- [Set problem] Return all the entries exactly, keeping pictures out.

- [Records to use]

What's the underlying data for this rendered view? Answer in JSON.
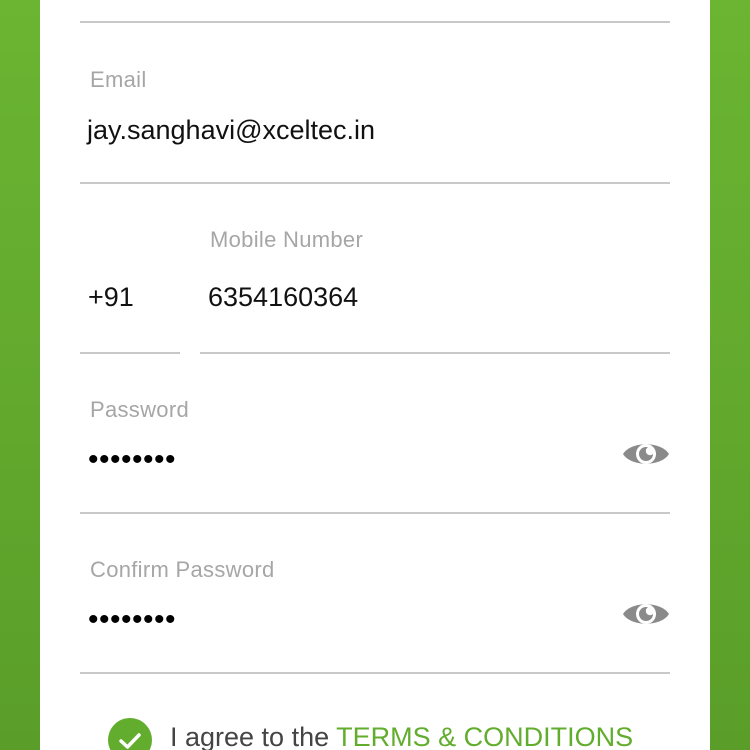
{
  "form": {
    "email": {
      "label": "Email",
      "value": "jay.sanghavi@xceltec.in"
    },
    "mobile": {
      "country_code": "+91",
      "label": "Mobile Number",
      "value": "6354160364"
    },
    "password": {
      "label": "Password",
      "masked_value": "••••••••",
      "toggle_icon": "eye-icon"
    },
    "confirm_password": {
      "label": "Confirm Password",
      "masked_value": "••••••••",
      "toggle_icon": "eye-icon"
    },
    "terms": {
      "prefix": "I agree to the",
      "link_label": "TERMS & CONDITIONS",
      "checked": true,
      "check_icon": "checkmark-icon"
    }
  },
  "colors": {
    "brand_green": "#62ad2e",
    "background_green": "#6bb532",
    "label_gray": "#a6a6a6",
    "divider_gray": "#c8c8c8",
    "eye_icon_gray": "#8a8a8a"
  }
}
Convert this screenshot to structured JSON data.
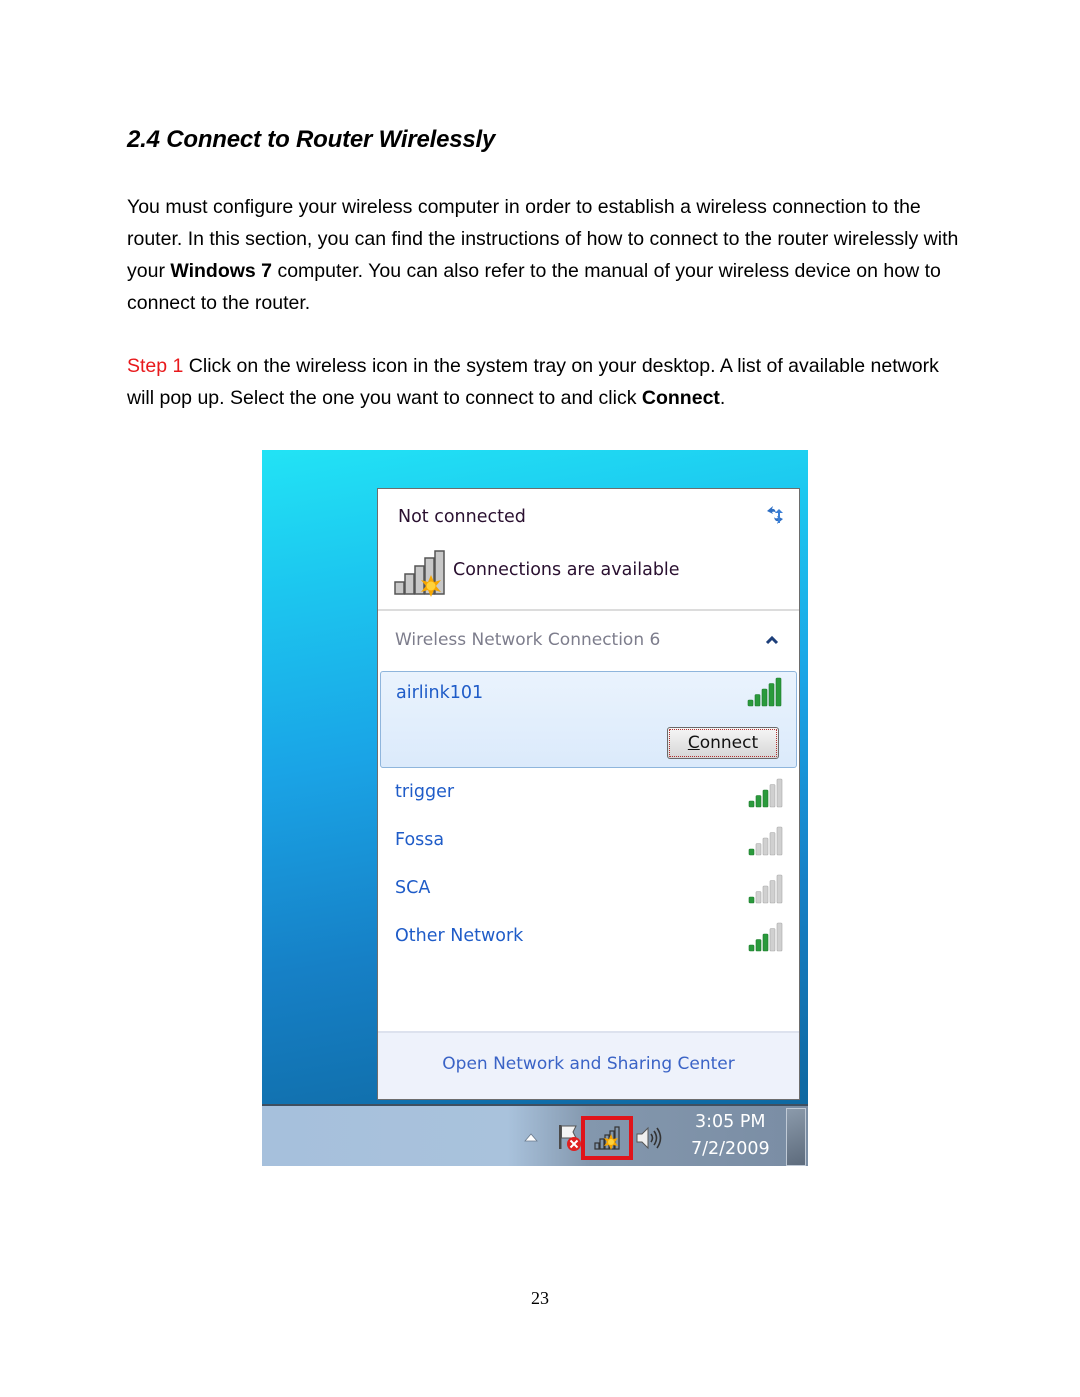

- [Exercise output]
What's the underlying data for this rendered view? Answer in JSON.
{
  "form": {
    "email": {
      "label": "Email",
      "value": "jay.sanghavi@xceltec.in"
    },
    "mobile": {
      "country_code": "+91",
      "label": "Mobile Number",
      "value": "6354160364"
    },
    "password": {
      "label": "Password",
      "masked_value": "••••••••",
      "toggle_icon": "eye-icon"
    },
    "confirm_password": {
      "label": "Confirm Password",
      "masked_value": "••••••••",
      "toggle_icon": "eye-icon"
    },
    "terms": {
      "prefix": "I agree to the",
      "link_label": "TERMS & CONDITIONS",
      "checked": true,
      "check_icon": "checkmark-icon"
    }
  },
  "colors": {
    "brand_green": "#62ad2e",
    "background_green": "#6bb532",
    "label_gray": "#a6a6a6",
    "divider_gray": "#c8c8c8",
    "eye_icon_gray": "#8a8a8a"
  }
}
Convert this screenshot to structured JSON data.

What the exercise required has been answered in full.